**What the exercise asks**
Exact transcript, pictures excluded: write out every record below.

**Items from a figure collection**
::::

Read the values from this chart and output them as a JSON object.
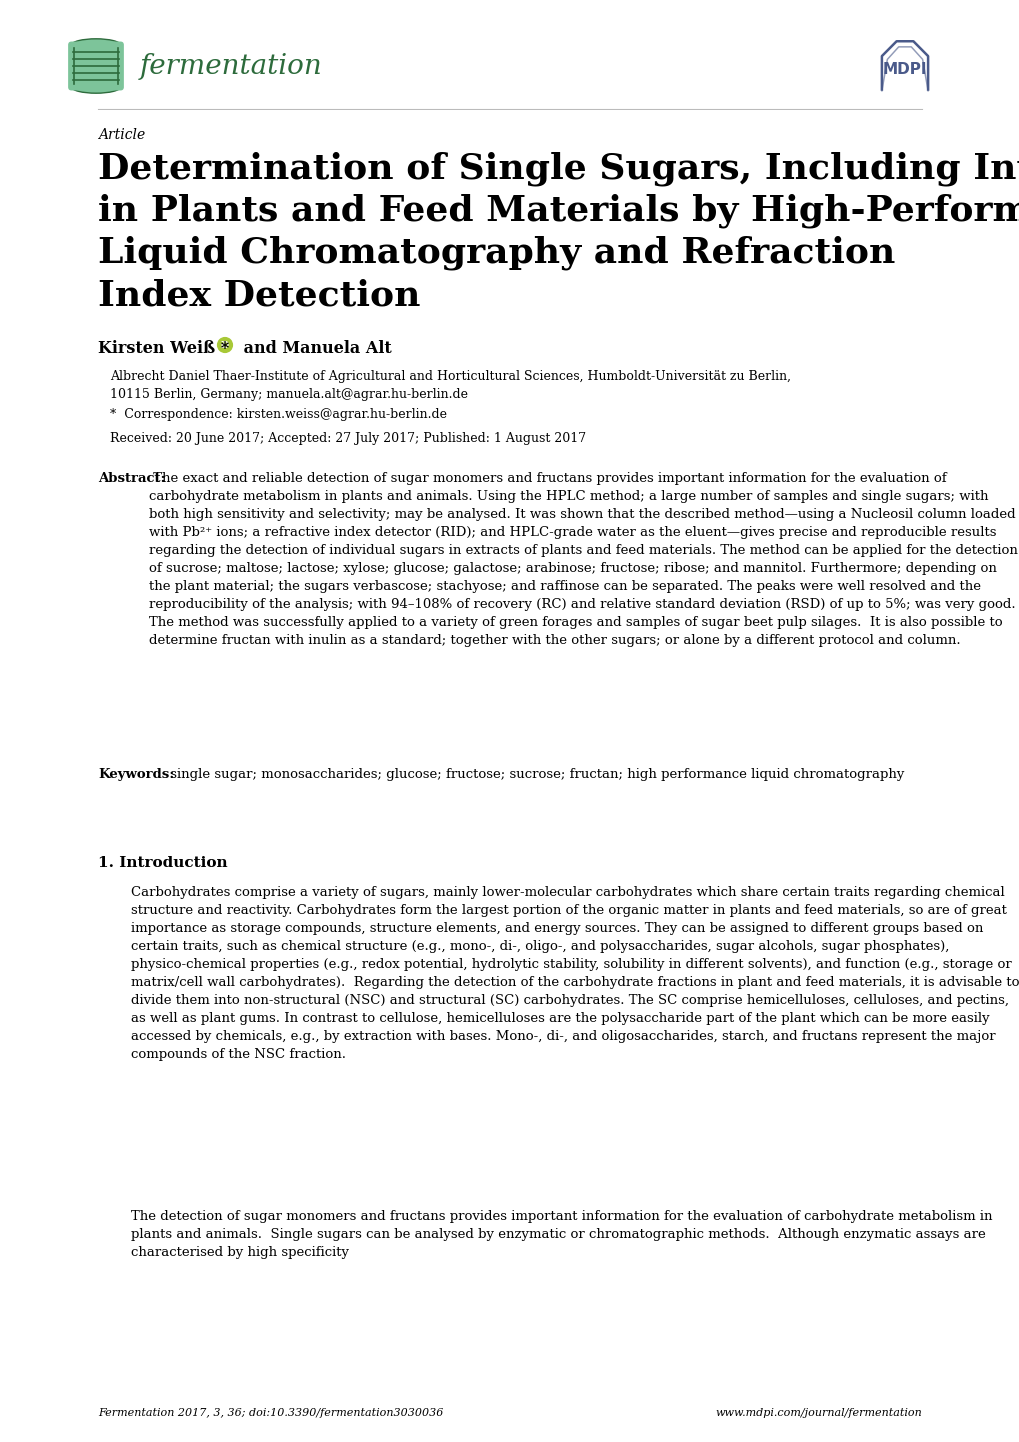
{
  "background_color": "#ffffff",
  "page_width": 10.2,
  "page_height": 14.42,
  "journal_name": "fermentation",
  "journal_color": "#2d6b3c",
  "mdpi_color": "#4a5a8a",
  "article_label": "Article",
  "title_line1": "Determination of Single Sugars, Including Inulin,",
  "title_line2": "in Plants and Feed Materials by High-Performance",
  "title_line3": "Liquid Chromatography and Refraction",
  "title_line4": "Index Detection",
  "author_part1": "Kirsten Weiß * ",
  "author_part2": " and Manuela Alt",
  "affiliation1": "Albrecht Daniel Thaer-Institute of Agricultural and Horticultural Sciences, Humboldt-Universität zu Berlin,",
  "affiliation2": "10115 Berlin, Germany; manuela.alt@agrar.hu-berlin.de",
  "correspondence": "*  Correspondence: kirsten.weiss@agrar.hu-berlin.de",
  "received": "Received: 20 June 2017; Accepted: 27 July 2017; Published: 1 August 2017",
  "abstract_label": "Abstract:",
  "abstract_text": " The exact and reliable detection of sugar monomers and fructans provides important information for the evaluation of carbohydrate metabolism in plants and animals. Using the HPLC method; a large number of samples and single sugars; with both high sensitivity and selectivity; may be analysed. It was shown that the described method—using a Nucleosil column loaded with Pb²⁺ ions; a refractive index detector (RID); and HPLC-grade water as the eluent—gives precise and reproducible results regarding the detection of individual sugars in extracts of plants and feed materials. The method can be applied for the detection of sucrose; maltose; lactose; xylose; glucose; galactose; arabinose; fructose; ribose; and mannitol. Furthermore; depending on the plant material; the sugars verbascose; stachyose; and raffinose can be separated. The peaks were well resolved and the reproducibility of the analysis; with 94–108% of recovery (RC) and relative standard deviation (RSD) of up to 5%; was very good. The method was successfully applied to a variety of green forages and samples of sugar beet pulp silages.  It is also possible to determine fructan with inulin as a standard; together with the other sugars; or alone by a different protocol and column.",
  "keywords_label": "Keywords:",
  "keywords_text": " single sugar; monosaccharides; glucose; fructose; sucrose; fructan; high performance liquid chromatography",
  "section1_title": "1. Introduction",
  "intro_para1": "Carbohydrates comprise a variety of sugars, mainly lower-molecular carbohydrates which share certain traits regarding chemical structure and reactivity. Carbohydrates form the largest portion of the organic matter in plants and feed materials, so are of great importance as storage compounds, structure elements, and energy sources. They can be assigned to different groups based on certain traits, such as chemical structure (e.g., mono-, di-, oligo-, and polysaccharides, sugar alcohols, sugar phosphates), physico-chemical properties (e.g., redox potential, hydrolytic stability, solubility in different solvents), and function (e.g., storage or matrix/cell wall carbohydrates).  Regarding the detection of the carbohydrate fractions in plant and feed materials, it is advisable to divide them into non-structural (NSC) and structural (SC) carbohydrates. The SC comprise hemicelluloses, celluloses, and pectins, as well as plant gums. In contrast to cellulose, hemicelluloses are the polysaccharide part of the plant which can be more easily accessed by chemicals, e.g., by extraction with bases. Mono-, di-, and oligosaccharides, starch, and fructans represent the major compounds of the NSC fraction.",
  "intro_para2": "The detection of sugar monomers and fructans provides important information for the evaluation of carbohydrate metabolism in plants and animals.  Single sugars can be analysed by enzymatic or chromatographic methods.  Although enzymatic assays are characterised by high specificity",
  "footer_left": "Fermentation 2017, 3, 36; doi:10.3390/fermentation3030036",
  "footer_right": "www.mdpi.com/journal/fermentation"
}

::::

**Output for this task**
Read the values from this chart and output them as a JSON object.
{
  "background_color": "#ffffff",
  "page_width": 10.2,
  "page_height": 14.42,
  "journal_name": "fermentation",
  "journal_color": "#2d6b3c",
  "mdpi_color": "#4a5a8a",
  "article_label": "Article",
  "title_line1": "Determination of Single Sugars, Including Inulin,",
  "title_line2": "in Plants and Feed Materials by High-Performance",
  "title_line3": "Liquid Chromatography and Refraction",
  "title_line4": "Index Detection",
  "author_part1": "Kirsten Weiß * ",
  "author_part2": " and Manuela Alt",
  "affiliation1": "Albrecht Daniel Thaer-Institute of Agricultural and Horticultural Sciences, Humboldt-Universität zu Berlin,",
  "affiliation2": "10115 Berlin, Germany; manuela.alt@agrar.hu-berlin.de",
  "correspondence": "*  Correspondence: kirsten.weiss@agrar.hu-berlin.de",
  "received": "Received: 20 June 2017; Accepted: 27 July 2017; Published: 1 August 2017",
  "abstract_label": "Abstract:",
  "abstract_text": " The exact and reliable detection of sugar monomers and fructans provides important information for the evaluation of carbohydrate metabolism in plants and animals. Using the HPLC method; a large number of samples and single sugars; with both high sensitivity and selectivity; may be analysed. It was shown that the described method—using a Nucleosil column loaded with Pb²⁺ ions; a refractive index detector (RID); and HPLC-grade water as the eluent—gives precise and reproducible results regarding the detection of individual sugars in extracts of plants and feed materials. The method can be applied for the detection of sucrose; maltose; lactose; xylose; glucose; galactose; arabinose; fructose; ribose; and mannitol. Furthermore; depending on the plant material; the sugars verbascose; stachyose; and raffinose can be separated. The peaks were well resolved and the reproducibility of the analysis; with 94–108% of recovery (RC) and relative standard deviation (RSD) of up to 5%; was very good. The method was successfully applied to a variety of green forages and samples of sugar beet pulp silages.  It is also possible to determine fructan with inulin as a standard; together with the other sugars; or alone by a different protocol and column.",
  "keywords_label": "Keywords:",
  "keywords_text": " single sugar; monosaccharides; glucose; fructose; sucrose; fructan; high performance liquid chromatography",
  "section1_title": "1. Introduction",
  "intro_para1": "Carbohydrates comprise a variety of sugars, mainly lower-molecular carbohydrates which share certain traits regarding chemical structure and reactivity. Carbohydrates form the largest portion of the organic matter in plants and feed materials, so are of great importance as storage compounds, structure elements, and energy sources. They can be assigned to different groups based on certain traits, such as chemical structure (e.g., mono-, di-, oligo-, and polysaccharides, sugar alcohols, sugar phosphates), physico-chemical properties (e.g., redox potential, hydrolytic stability, solubility in different solvents), and function (e.g., storage or matrix/cell wall carbohydrates).  Regarding the detection of the carbohydrate fractions in plant and feed materials, it is advisable to divide them into non-structural (NSC) and structural (SC) carbohydrates. The SC comprise hemicelluloses, celluloses, and pectins, as well as plant gums. In contrast to cellulose, hemicelluloses are the polysaccharide part of the plant which can be more easily accessed by chemicals, e.g., by extraction with bases. Mono-, di-, and oligosaccharides, starch, and fructans represent the major compounds of the NSC fraction.",
  "intro_para2": "The detection of sugar monomers and fructans provides important information for the evaluation of carbohydrate metabolism in plants and animals.  Single sugars can be analysed by enzymatic or chromatographic methods.  Although enzymatic assays are characterised by high specificity",
  "footer_left": "Fermentation 2017, 3, 36; doi:10.3390/fermentation3030036",
  "footer_right": "www.mdpi.com/journal/fermentation"
}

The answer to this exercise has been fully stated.